Data excerpts
— BEGIN —
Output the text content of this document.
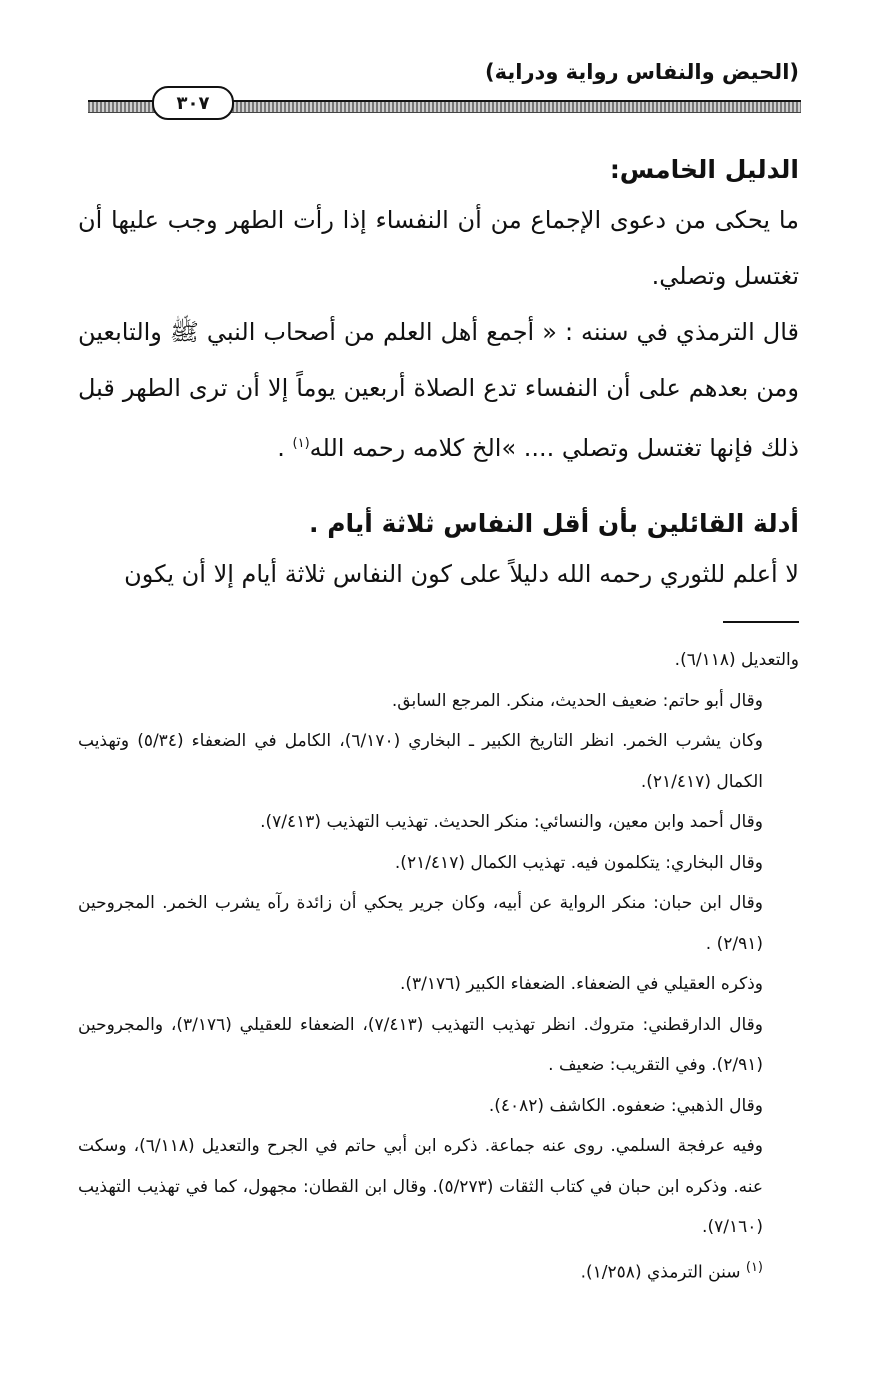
(الحيض والنفاس رواية ودراية)
٣٠٧
الدليل الخامس:
ما يحكى من دعوى الإجماع من أن النفساء إذا رأت الطهر وجب عليها أن تغتسل وتصلي.
قال الترمذي في سننه : « أجمع أهل العلم من أصحاب النبي ﷺ والتابعين ومن بعدهم على أن النفساء تدع الصلاة أربعين يوماً إلا أن ترى الطهر قبل ذلك فإنها تغتسل وتصلي .... »الخ كلامه رحمه الله$^{(١)}$ .
أدلة القائلين بأن أقل النفاس ثلاثة أيام .
لا أعلم للثوري رحمه الله دليلاً على كون النفاس ثلاثة أيام إلا أن يكون

والتعديل (٦/١١٨).

وقال أبو حاتم: ضعيف الحديث، منكر. المرجع السابق.

وكان يشرب الخمر. انظر التاريخ الكبير ـ البخاري (٦/١٧٠)، الكامل في الضعفاء (٥/٣٤) وتهذيب الكمال (٢١/٤١٧).

وقال أحمد وابن معين، والنسائي: منكر الحديث. تهذيب التهذيب (٧/٤١٣).

وقال البخاري: يتكلمون فيه. تهذيب الكمال (٢١/٤١٧).

وقال ابن حبان: منكر الرواية عن أبيه، وكان جرير يحكي أن زائدة رآه يشرب الخمر. المجروحين (٢/٩١) .

وذكره العقيلي في الضعفاء. الضعفاء الكبير (٣/١٧٦).

وقال الدارقطني: متروك. انظر تهذيب التهذيب (٧/٤١٣)، الضعفاء للعقيلي (٣/١٧٦)، والمجروحين (٢/٩١). وفي التقريب: ضعيف .

وقال الذهبي: ضعفوه. الكاشف (٤٠٨٢).

وفيه عرفجة السلمي. روى عنه جماعة. ذكره ابن أبي حاتم في الجرح والتعديل (٦/١١٨)، وسكت عنه. وذكره ابن حبان في كتاب الثقات (٥/٢٧٣). وقال ابن القطان: مجهول، كما في تهذيب التهذيب (٧/١٦٠).

$^{(١)}$ سنن الترمذي (١/٢٥٨).
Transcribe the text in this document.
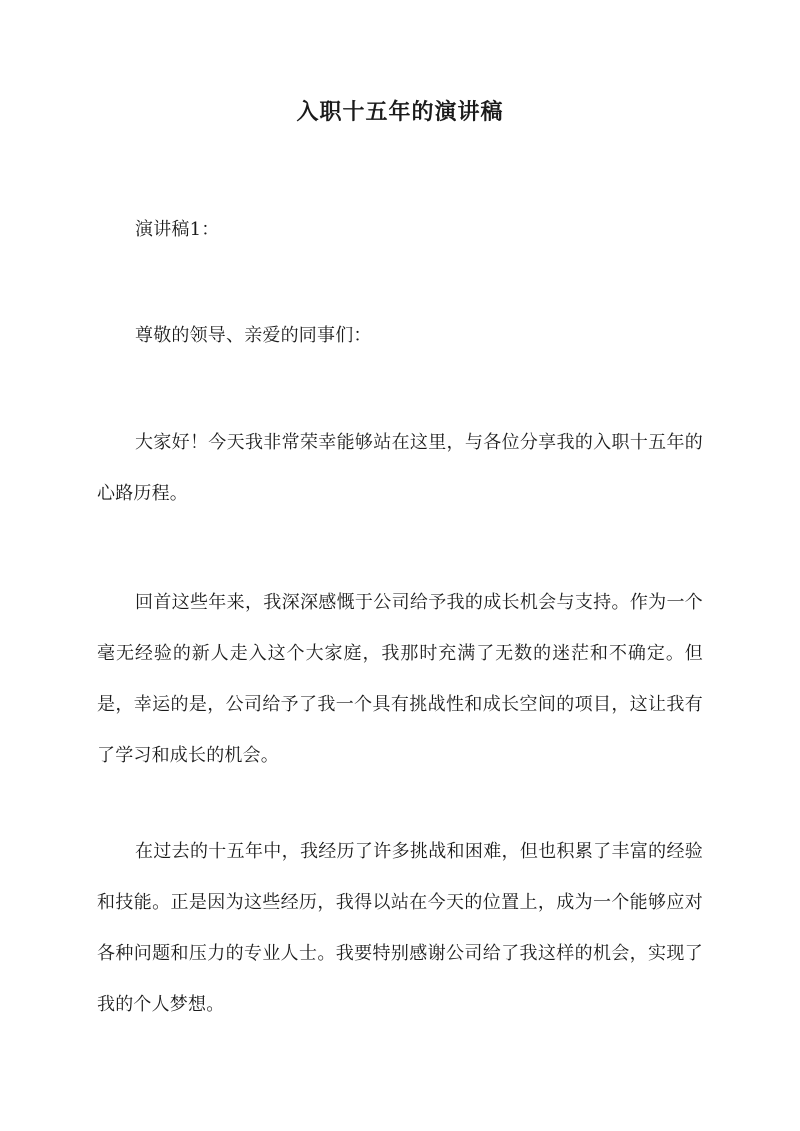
入职十五年的演讲稿

演讲稿1：

尊敬的领导、亲爱的同事们：

大家好！今天我非常荣幸能够站在这里，与各位分享我的入职十五年的心路历程。

回首这些年来，我深深感慨于公司给予我的成长机会与支持。作为一个毫无经验的新人走入这个大家庭，我那时充满了无数的迷茫和不确定。但是，幸运的是，公司给予了我一个具有挑战性和成长空间的项目，这让我有了学习和成长的机会。

在过去的十五年中，我经历了许多挑战和困难，但也积累了丰富的经验和技能。正是因为这些经历，我得以站在今天的位置上，成为一个能够应对各种问题和压力的专业人士。我要特别感谢公司给了我这样的机会，实现了我的个人梦想。
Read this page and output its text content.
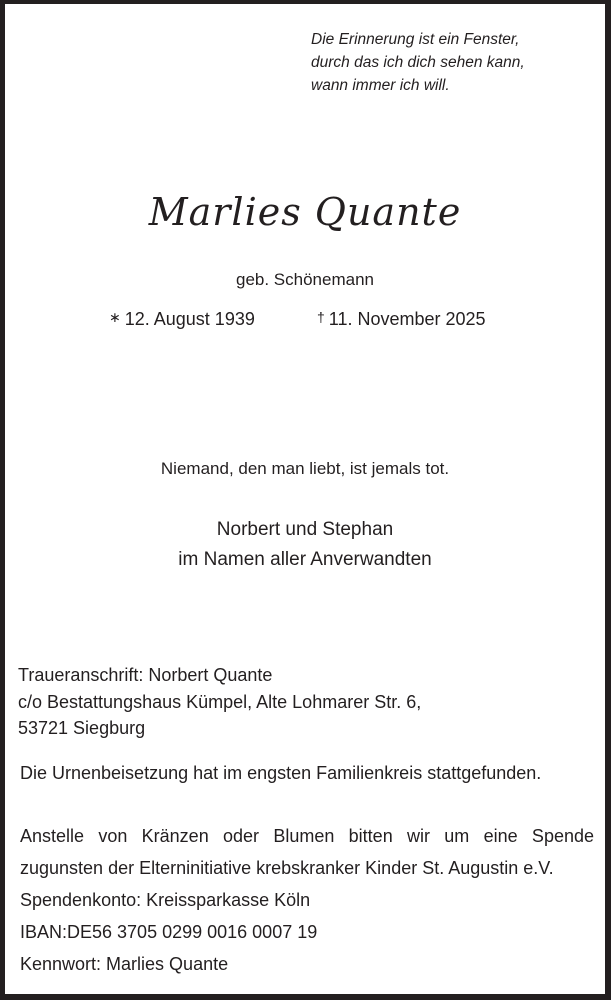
Die Erinnerung ist ein Fenster,
durch das ich dich sehen kann,
wann immer ich will.
Marlies Quante
geb. Schönemann
∗ 12. August 1939	† 11. November 2025
Niemand, den man liebt, ist jemals tot.
Norbert und Stephan
im Namen aller Anverwandten
Traueranschrift: Norbert Quante
c/o Bestattungshaus Kümpel, Alte Lohmarer Str. 6,
53721 Siegburg
Die Urnenbeisetzung hat im engsten Familienkreis stattgefunden.
Anstelle von Kränzen oder Blumen bitten wir um eine Spende
zugunsten der Elterninitiative krebskranker Kinder St. Augustin e.V.
Spendenkonto: Kreissparkasse Köln
IBAN:DE56 3705 0299 0016 0007 19
Kennwort: Marlies Quante
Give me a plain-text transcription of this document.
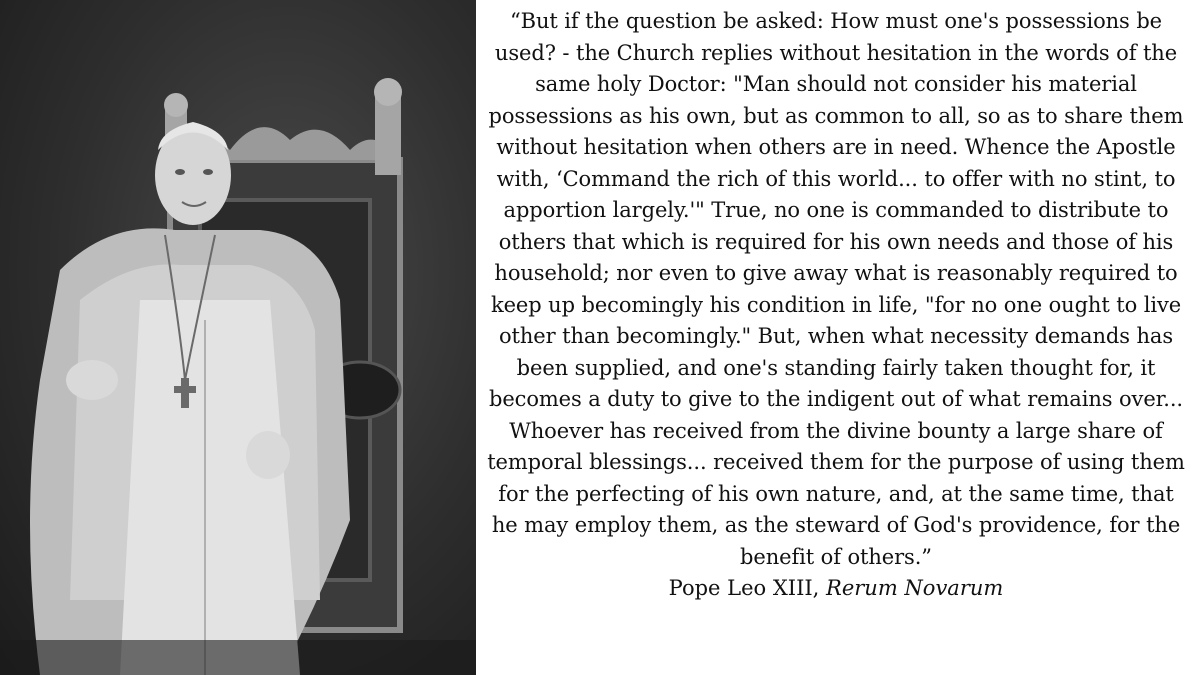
“But if the question be asked: How must one's possessions be used? - the Church replies without hesitation in the words of the same holy Doctor: "Man should not consider his material possessions as his own, but as common to all, so as to share them without hesitation when others are in need. Whence the Apostle with, ‘Command the rich of this world... to offer with no stint, to apportion largely.'" True, no one is commanded to distribute to others that which is required for his own needs and those of his household; nor even to give away what is reasonably required to keep up becomingly his condition in life, "for no one ought to live other than becomingly." But, when what necessity demands has been supplied, and one's standing fairly taken thought for, it becomes a duty to give to the indigent out of what remains over... Whoever has received from the divine bounty a large share of temporal blessings... received them for the purpose of using them for the perfecting of his own nature, and, at the same time, that he may employ them, as the steward of God's providence, for the benefit of others.”

Pope Leo XIII, Rerum Novarum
— END —
» **SET EXERCISE**:
Can you repeat every record above exactly, apart from the pictures?

» **TASK RESULT**:
Output the text content of this document.
(الحيض والنفاس رواية ودراية)
٣٠٧
الدليل الخامس:
ما يحكى من دعوى الإجماع من أن النفساء إذا رأت الطهر وجب عليها أن تغتسل وتصلي.
قال الترمذي في سننه : « أجمع أهل العلم من أصحاب النبي ﷺ والتابعين ومن بعدهم على أن النفساء تدع الصلاة أربعين يوماً إلا أن ترى الطهر قبل ذلك فإنها تغتسل وتصلي .... »الخ كلامه رحمه الله$^{(١)}$ .
أدلة القائلين بأن أقل النفاس ثلاثة أيام .
لا أعلم للثوري رحمه الله دليلاً على كون النفاس ثلاثة أيام إلا أن يكون

والتعديل (٦/١١٨).

وقال أبو حاتم: ضعيف الحديث، منكر. المرجع السابق.

وكان يشرب الخمر. انظر التاريخ الكبير ـ البخاري (٦/١٧٠)، الكامل في الضعفاء (٥/٣٤) وتهذيب الكمال (٢١/٤١٧).

وقال أحمد وابن معين، والنسائي: منكر الحديث. تهذيب التهذيب (٧/٤١٣).

وقال البخاري: يتكلمون فيه. تهذيب الكمال (٢١/٤١٧).

وقال ابن حبان: منكر الرواية عن أبيه، وكان جرير يحكي أن زائدة رآه يشرب الخمر. المجروحين (٢/٩١) .

وذكره العقيلي في الضعفاء. الضعفاء الكبير (٣/١٧٦).

وقال الدارقطني: متروك. انظر تهذيب التهذيب (٧/٤١٣)، الضعفاء للعقيلي (٣/١٧٦)، والمجروحين (٢/٩١). وفي التقريب: ضعيف .

وقال الذهبي: ضعفوه. الكاشف (٤٠٨٢).

وفيه عرفجة السلمي. روى عنه جماعة. ذكره ابن أبي حاتم في الجرح والتعديل (٦/١١٨)، وسكت عنه. وذكره ابن حبان في كتاب الثقات (٥/٢٧٣). وقال ابن القطان: مجهول، كما في تهذيب التهذيب (٧/١٦٠).

$^{(١)}$ سنن الترمذي (١/٢٥٨).
Transcribe the text in this document.
入职十五年的演讲稿

演讲稿1：

尊敬的领导、亲爱的同事们：

大家好！今天我非常荣幸能够站在这里，与各位分享我的入职十五年的心路历程。

回首这些年来，我深深感慨于公司给予我的成长机会与支持。作为一个毫无经验的新人走入这个大家庭，我那时充满了无数的迷茫和不确定。但是，幸运的是，公司给予了我一个具有挑战性和成长空间的项目，这让我有了学习和成长的机会。

在过去的十五年中，我经历了许多挑战和困难，但也积累了丰富的经验和技能。正是因为这些经历，我得以站在今天的位置上，成为一个能够应对各种问题和压力的专业人士。我要特别感谢公司给了我这样的机会，实现了我的个人梦想。
Read this page and output its text content.
Die Erinnerung ist ein Fenster,
durch das ich dich sehen kann,
wann immer ich will.
Marlies Quante
geb. Schönemann
∗ 12. August 1939	† 11. November 2025
Niemand, den man liebt, ist jemals tot.
Norbert und Stephan
im Namen aller Anverwandten
Traueranschrift: Norbert Quante
c/o Bestattungshaus Kümpel, Alte Lohmarer Str. 6,
53721 Siegburg
Die Urnenbeisetzung hat im engsten Familienkreis stattgefunden.
Anstelle von Kränzen oder Blumen bitten wir um eine Spende
zugunsten der Elterninitiative krebskranker Kinder St. Augustin e.V.
Spendenkonto: Kreissparkasse Köln
IBAN:DE56 3705 0299 0016 0007 19
Kennwort: Marlies Quante
Give me a plain-text transcription of this document.
“But if the question be asked: How must one's possessions be used? - the Church replies without hesitation in the words of the same holy Doctor: "Man should not consider his material possessions as his own, but as common to all, so as to share them without hesitation when others are in need. Whence the Apostle with, ‘Command the rich of this world... to offer with no stint, to apportion largely.'" True, no one is commanded to distribute to others that which is required for his own needs and those of his household; nor even to give away what is reasonably required to keep up becomingly his condition in life, "for no one ought to live other than becomingly." But, when what necessity demands has been supplied, and one's standing fairly taken thought for, it becomes a duty to give to the indigent out of what remains over... Whoever has received from the divine bounty a large share of temporal blessings... received them for the purpose of using them for the perfecting of his own nature, and, at the same time, that he may employ them, as the steward of God's providence, for the benefit of others.”

Pope Leo XIII, Rerum Novarum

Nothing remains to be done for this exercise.